§ Short exercise: Copy the lines from the one with "signal-label: Sell [355, 177, 370, 187]" up to and including the one with "candle-body [444, 87, 455, 128]", keeping every character unchanged.

Dataset rows:
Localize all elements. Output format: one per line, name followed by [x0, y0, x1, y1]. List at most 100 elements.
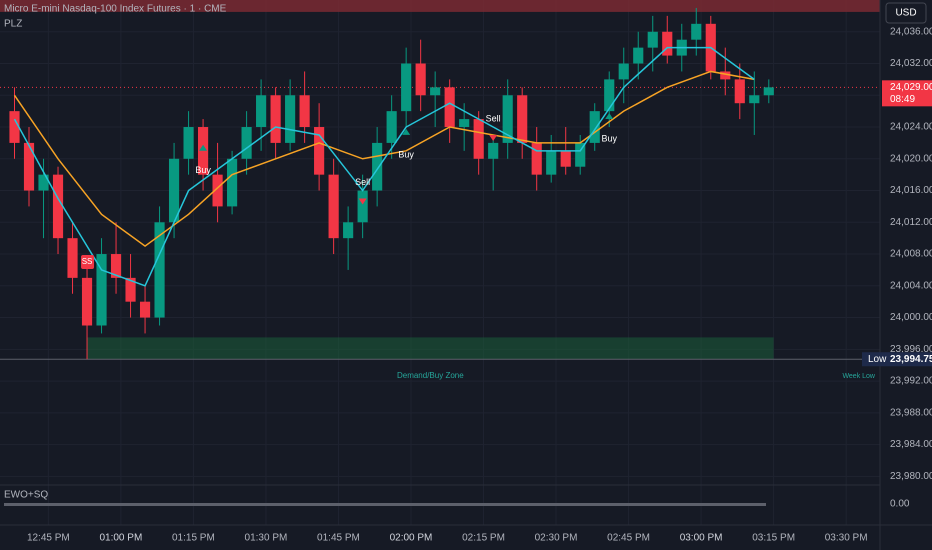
signal-label: Sell [355, 177, 370, 187]
signal-label: Buy [601, 133, 617, 143]
candle-body [662, 31, 673, 56]
candle-body [67, 238, 78, 278]
candle-body [96, 254, 107, 326]
demand-zone [87, 337, 774, 360]
last-price-tag [882, 80, 932, 107]
lower-value: 0.00 [890, 499, 910, 510]
chart-title: Micro E-mini Nasdaq-100 Index Futures · … [4, 4, 227, 15]
candle-body [459, 119, 470, 128]
candle-body [9, 111, 20, 143]
y-tick-label: 23,996.00 [890, 344, 932, 355]
candle-body [633, 47, 644, 64]
y-tick-label: 23,992.00 [890, 376, 932, 387]
candle-body [575, 142, 586, 167]
candle-body [734, 79, 745, 104]
y-tick-label: 24,004.00 [890, 280, 932, 291]
candle-body [299, 95, 310, 128]
x-tick-label: 02:00 PM [390, 533, 433, 544]
candle-body [212, 174, 223, 207]
candle-body [415, 63, 426, 96]
low-tag [862, 352, 932, 367]
candle-body [183, 127, 194, 159]
signal-box [81, 254, 95, 269]
candle-body [38, 174, 49, 191]
candle-body [154, 222, 165, 318]
candle-body [125, 277, 136, 302]
low-tag-text: Low [868, 354, 887, 365]
candle-body [546, 150, 557, 175]
lower-indicator-name: EWO+SQ [4, 490, 48, 501]
currency[interactable]: USD [895, 8, 916, 19]
currency-button[interactable] [885, 2, 927, 24]
y-tick-label: 24,000.00 [890, 312, 932, 323]
signal-label: Buy [398, 149, 414, 159]
candle-body [763, 87, 774, 96]
zone-label: Demand/Buy Zone [397, 371, 464, 380]
week-low: Week Low [842, 373, 875, 380]
countdown: 08:49 [890, 94, 915, 105]
y-tick-label: 24,032.00 [890, 58, 932, 69]
candle-body [52, 174, 64, 239]
candle-body [502, 95, 513, 143]
candle-body [720, 71, 731, 80]
candle-body [444, 87, 455, 128]
candle-body [488, 142, 499, 159]
y-tick-label: 24,020.00 [890, 153, 932, 164]
x-tick-label: 03:30 PM [825, 533, 868, 544]
candle-body [430, 87, 441, 96]
x-tick-label: 01:30 PM [245, 533, 288, 544]
candle-body [139, 301, 151, 318]
candle-body [227, 158, 238, 207]
signal-label: SS [82, 257, 93, 266]
ewo-band [4, 503, 766, 506]
resistance-zone [0, 0, 880, 12]
low-tag-value: 23,994.75 [890, 354, 932, 365]
candle-body [473, 119, 484, 159]
candle-body [256, 95, 267, 128]
candle-body [401, 63, 412, 112]
y-tick-label: 24,024.00 [890, 122, 932, 133]
x-tick-label: 03:15 PM [752, 533, 795, 544]
candle-body [23, 142, 35, 191]
x-tick-label: 02:45 PM [607, 533, 650, 544]
candle-body [386, 111, 397, 143]
candle-body [560, 150, 571, 167]
candle-body [168, 158, 180, 223]
y-tick-label: 23,980.00 [890, 471, 932, 482]
signal-arrow [605, 113, 614, 120]
candle-body [589, 111, 600, 143]
candle-body [372, 142, 383, 191]
signal-label: Buy [195, 165, 211, 175]
candle-body [343, 222, 354, 239]
x-tick-label: 02:30 PM [535, 533, 578, 544]
candle-body [270, 95, 281, 143]
candle-body [647, 31, 658, 48]
candle-body [517, 95, 528, 143]
candle-body [604, 79, 615, 112]
moving-average [13, 46, 755, 287]
candle-body [531, 142, 542, 175]
y-tick-label: 23,988.00 [890, 407, 932, 418]
candle-body [81, 277, 93, 326]
candle-body [198, 127, 209, 175]
plot: Demand/Buy Zone Week Low SS Buy Sell Buy Sell B… [0, 0, 880, 380]
x-tick-label: 12:45 PM [27, 533, 70, 544]
candle-body [241, 127, 252, 159]
candle-body [357, 190, 368, 223]
candle-body [691, 23, 702, 40]
x-tick-label: 01:45 PM [317, 533, 360, 544]
candle-body [749, 95, 760, 104]
signal-arrow [489, 135, 498, 142]
candle-body [328, 174, 339, 239]
y-tick-label: 24,008.00 [890, 249, 932, 260]
candle-body [285, 95, 296, 143]
x-tick-label: 03:00 PM [680, 533, 723, 544]
y-tick-label: 23,984.00 [890, 439, 932, 450]
ewo-dots [4, 503, 766, 506]
y-tick-label: 24,016.00 [890, 185, 932, 196]
y-tick-label: 24,036.00 [890, 26, 932, 37]
candle-body [314, 127, 325, 175]
x-tick-label: 01:15 PM [172, 533, 215, 544]
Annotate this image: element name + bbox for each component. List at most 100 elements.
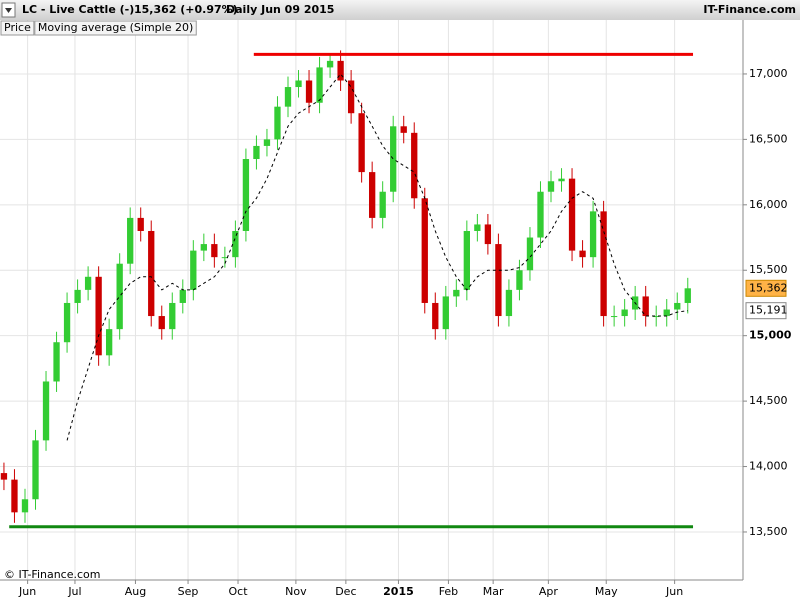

§ Task solution:
signal-label: Sell [355, 177, 370, 187]
signal-label: Buy [601, 133, 617, 143]
candle-body [662, 31, 673, 56]
candle-body [67, 238, 78, 278]
candle-body [96, 254, 107, 326]
demand-zone [87, 337, 774, 360]
last-price-tag [882, 80, 932, 107]
lower-value: 0.00 [890, 499, 910, 510]
chart-title: Micro E-mini Nasdaq-100 Index Futures · … [4, 4, 227, 15]
candle-body [459, 119, 470, 128]
candle-body [9, 111, 20, 143]
y-tick-label: 23,996.00 [890, 344, 932, 355]
candle-body [633, 47, 644, 64]
y-tick-label: 23,992.00 [890, 376, 932, 387]
candle-body [575, 142, 586, 167]
candle-body [734, 79, 745, 104]
y-tick-label: 24,004.00 [890, 280, 932, 291]
candle-body [299, 95, 310, 128]
x-tick-label: 02:00 PM [390, 533, 433, 544]
candle-body [212, 174, 223, 207]
candle-body [415, 63, 426, 96]
low-tag [862, 352, 932, 367]
candle-body [183, 127, 194, 159]
signal-box [81, 254, 95, 269]
candle-body [38, 174, 49, 191]
candle-body [154, 222, 165, 318]
candle-body [125, 277, 136, 302]
low-tag-text: Low [868, 354, 887, 365]
candle-body [546, 150, 557, 175]
lower-indicator-name: EWO+SQ [4, 490, 48, 501]
currency[interactable]: USD [895, 8, 916, 19]
currency-button[interactable] [885, 2, 927, 24]
y-tick-label: 24,000.00 [890, 312, 932, 323]
signal-label: Buy [398, 149, 414, 159]
candle-body [763, 87, 774, 96]
zone-label: Demand/Buy Zone [397, 371, 464, 380]
week-low: Week Low [842, 373, 875, 380]
countdown: 08:49 [890, 94, 915, 105]
y-tick-label: 24,032.00 [890, 58, 932, 69]
candle-body [52, 174, 64, 239]
candle-body [502, 95, 513, 143]
candle-body [720, 71, 731, 80]
candle-body [444, 87, 455, 128]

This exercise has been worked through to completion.